Exercise input –
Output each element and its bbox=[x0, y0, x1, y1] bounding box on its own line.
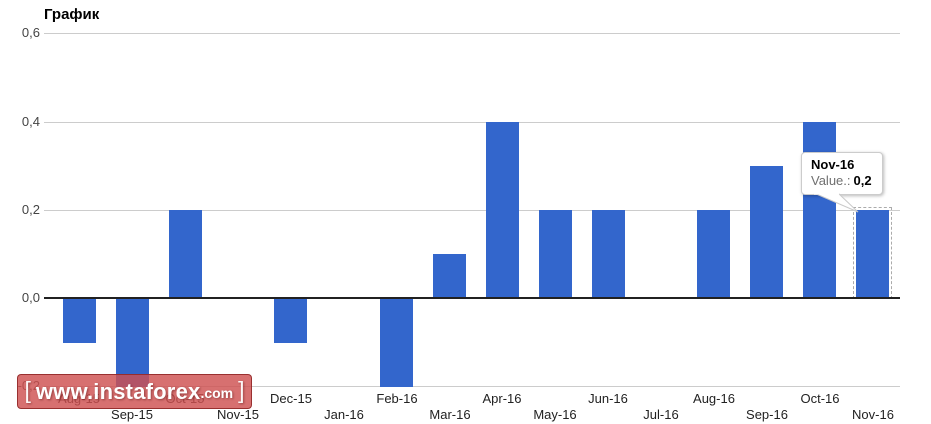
watermark-domain-text: www.instaforex bbox=[35, 378, 201, 404]
gridline bbox=[44, 122, 900, 123]
bar-aug-15[interactable] bbox=[63, 299, 96, 343]
y-axis-tick-label: 0,6 bbox=[21, 25, 40, 40]
bar-nov-16[interactable] bbox=[856, 210, 889, 298]
x-axis-tick-label: Oct-16 bbox=[800, 391, 840, 406]
gridline bbox=[44, 33, 900, 34]
tooltip-value: 0,2 bbox=[853, 173, 872, 188]
instaforex-watermark: [ www.instaforex .com ] bbox=[17, 374, 252, 409]
tooltip-value-label: Value.: bbox=[811, 173, 851, 188]
bar-may-16[interactable] bbox=[539, 210, 572, 298]
bar-oct-15[interactable] bbox=[169, 210, 202, 298]
bar-sep-16[interactable] bbox=[750, 166, 783, 298]
y-axis-tick-label: 0,2 bbox=[21, 202, 40, 217]
watermark-tld-text: .com bbox=[200, 385, 234, 401]
x-axis-tick-label: Sep-15 bbox=[111, 407, 153, 422]
bar-jun-16[interactable] bbox=[592, 210, 625, 298]
zero-axis-line bbox=[44, 297, 900, 299]
y-axis-tick-label: 0,0 bbox=[21, 290, 40, 305]
x-axis-tick-label: Jul-16 bbox=[643, 407, 679, 422]
x-axis-tick-label: Jan-16 bbox=[324, 407, 364, 422]
bar-apr-16[interactable] bbox=[486, 122, 519, 298]
x-axis-tick-label: Mar-16 bbox=[429, 407, 471, 422]
bar-sep-15[interactable] bbox=[116, 299, 149, 387]
watermark-open-bracket: [ bbox=[24, 377, 31, 403]
tooltip-value-line: Value.: 0,2 bbox=[811, 173, 872, 189]
x-axis-tick-label: Nov-15 bbox=[217, 407, 259, 422]
chart-title: График bbox=[44, 6, 100, 23]
x-axis-tick-label: Feb-16 bbox=[376, 391, 418, 406]
bar-mar-16[interactable] bbox=[433, 254, 466, 298]
x-axis-tick-label: Aug-16 bbox=[693, 391, 735, 406]
tooltip: Nov-16 Value.: 0,2 bbox=[801, 152, 883, 213]
x-axis-tick-label: May-16 bbox=[533, 407, 577, 422]
gridline bbox=[44, 210, 900, 211]
x-axis-tick-label: Jun-16 bbox=[588, 391, 628, 406]
x-axis-tick-label: Dec-15 bbox=[270, 391, 312, 406]
watermark-close-bracket: ] bbox=[238, 377, 245, 403]
x-axis-tick-label: Sep-16 bbox=[746, 407, 788, 422]
x-axis-tick-label: Nov-16 bbox=[852, 407, 894, 422]
bar-aug-16[interactable] bbox=[697, 210, 730, 298]
x-axis-tick-label: Apr-16 bbox=[482, 391, 522, 406]
tooltip-pointer-icon bbox=[813, 193, 859, 213]
bar-feb-16[interactable] bbox=[380, 299, 413, 387]
bar-oct-16[interactable] bbox=[803, 122, 836, 298]
tooltip-title: Nov-16 bbox=[811, 157, 855, 172]
bar-dec-15[interactable] bbox=[274, 299, 307, 343]
gridline bbox=[44, 386, 900, 387]
y-axis-tick-label: 0,4 bbox=[21, 114, 40, 129]
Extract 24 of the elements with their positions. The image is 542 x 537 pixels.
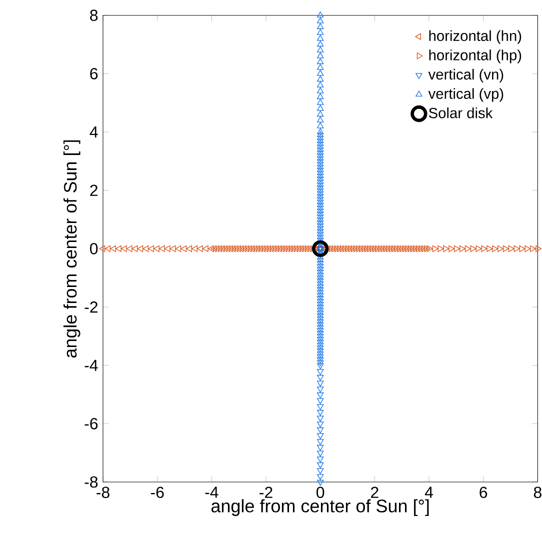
x-tick-label: -6 — [150, 486, 164, 498]
legend-label: vertical (vp) — [428, 88, 504, 102]
x-tick-label: 6 — [480, 486, 488, 498]
x-tick-label: -4 — [205, 486, 218, 498]
y-tick-label: 6 — [90, 68, 98, 80]
x-axis-title: angle from center of Sun [°] — [211, 499, 429, 516]
y-tick-label: -4 — [84, 360, 98, 371]
x-tick-label: 8 — [534, 486, 542, 498]
legend-label: Solar disk — [428, 107, 493, 118]
y-tick-label: -8 — [84, 476, 98, 488]
legend-label: vertical (vn) — [428, 68, 504, 83]
legend-label: horizontal (hn) — [429, 30, 522, 44]
y-tick-label: 2 — [90, 184, 98, 196]
y-tick-label: 8 — [90, 10, 98, 21]
x-tick-label: 4 — [424, 486, 433, 498]
y-tick-label: 4 — [90, 126, 98, 138]
y-tick-label: -2 — [84, 301, 98, 313]
x-tick-label: -2 — [260, 486, 272, 498]
legend-label: horizontal (hp) — [429, 50, 522, 64]
x-tick-label: 2 — [371, 486, 378, 498]
y-axis-title: angle from center of Sun [°] — [63, 140, 80, 358]
y-tick-label: -6 — [84, 418, 98, 430]
x-tick-label: 0 — [316, 486, 324, 498]
y-tick-label: 0 — [90, 243, 98, 254]
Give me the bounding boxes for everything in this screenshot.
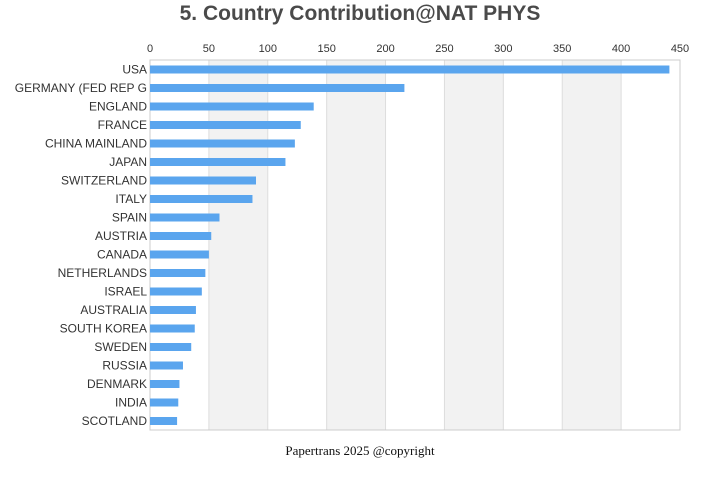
chart-title: 5. Country Contribution@NAT PHYS [179, 2, 541, 25]
plot-border [149, 59, 681, 431]
category-label: RUSSIA [102, 359, 147, 373]
bar [150, 121, 301, 129]
bar [150, 195, 253, 203]
bar [150, 417, 178, 425]
category-label: FRANCE [98, 118, 147, 132]
background-band [208, 60, 268, 430]
category-label: SWEDEN [94, 340, 147, 354]
category-label: SOUTH KOREA [60, 322, 147, 336]
bar [150, 287, 202, 296]
bar [150, 213, 220, 222]
x-tick-label: 0 [147, 43, 153, 55]
bar [150, 250, 209, 259]
bar [150, 343, 192, 351]
category-label: USA [122, 63, 147, 77]
category-label: CHINA MAINLAND [45, 137, 147, 151]
category-label: AUSTRALIA [80, 303, 147, 317]
category-label: CANADA [97, 248, 147, 262]
x-axis-ticks: 0 50 100 150 200 250 300 350 400 450 [147, 43, 689, 55]
bar [150, 361, 183, 370]
category-label: ITALY [115, 192, 147, 206]
bar [150, 139, 295, 148]
x-tick-label: 150 [317, 43, 335, 55]
background-band [444, 60, 504, 430]
category-label: ISRAEL [104, 285, 147, 299]
background-bands [208, 60, 622, 430]
background-band [326, 60, 386, 430]
x-tick-label: 100 [259, 43, 277, 55]
category-label: INDIA [115, 396, 147, 410]
category-label: ENGLAND [89, 100, 147, 114]
bar [150, 232, 212, 240]
bar [150, 65, 670, 74]
x-tick-label: 350 [553, 43, 571, 55]
category-label: NETHERLANDS [58, 266, 147, 280]
bar [150, 269, 206, 277]
x-tick-label: 300 [494, 43, 512, 55]
background-band [562, 60, 622, 430]
bar [150, 158, 286, 166]
x-tick-label: 450 [671, 43, 689, 55]
category-label: SCOTLAND [82, 414, 148, 428]
category-label: DENMARK [87, 377, 147, 391]
category-label: GERMANY (FED REP G [15, 81, 147, 95]
category-label: SWITZERLAND [61, 174, 147, 188]
bars [150, 65, 670, 425]
x-tick-label: 200 [376, 43, 394, 55]
category-label: JAPAN [109, 155, 147, 169]
bar [150, 306, 196, 314]
bar [150, 176, 256, 185]
category-label: AUSTRIA [95, 229, 147, 243]
bar [150, 398, 179, 407]
x-tick-label: 250 [435, 43, 453, 55]
bar [150, 102, 314, 111]
copyright-footer: Papertrans 2025 @copyright [285, 443, 435, 458]
bar [150, 324, 195, 333]
category-label: SPAIN [112, 211, 147, 225]
bar [150, 84, 405, 92]
category-labels: USA GERMANY (FED REP G ENGLAND FRANCE CHINA … [15, 63, 148, 429]
x-tick-label: 400 [612, 43, 630, 55]
bar [150, 380, 180, 388]
x-tick-label: 50 [203, 43, 215, 55]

What is asked – Convert the records from the line that contains "watermark-domain-text: www.instaforex bbox=[35, 378, 201, 404]" through the line that contains "y-axis-tick-label: 0,2 bbox=[21, 202, 40, 217]" into a JSON list of strings, one string per line, leaving out blank lines.

Solved exercise –
[
  "watermark-domain-text: www.instaforex bbox=[35, 378, 201, 404]",
  "gridline bbox=[44, 122, 900, 123]",
  "bar-aug-15[interactable] bbox=[63, 299, 96, 343]",
  "y-axis-tick-label: 0,6 bbox=[21, 25, 40, 40]",
  "bar-nov-16[interactable] bbox=[856, 210, 889, 298]",
  "x-axis-tick-label: Oct-16 bbox=[800, 391, 840, 406]",
  "gridline bbox=[44, 33, 900, 34]",
  "tooltip-value: 0,2 bbox=[853, 173, 872, 188]",
  "instaforex-watermark: [ www.instaforex .com ] bbox=[17, 374, 252, 409]",
  "tooltip-value-label: Value.: bbox=[811, 173, 851, 188]",
  "bar-may-16[interactable] bbox=[539, 210, 572, 298]",
  "bar-oct-15[interactable] bbox=[169, 210, 202, 298]",
  "bar-sep-16[interactable] bbox=[750, 166, 783, 298]",
  "y-axis-tick-label: 0,2 bbox=[21, 202, 40, 217]"
]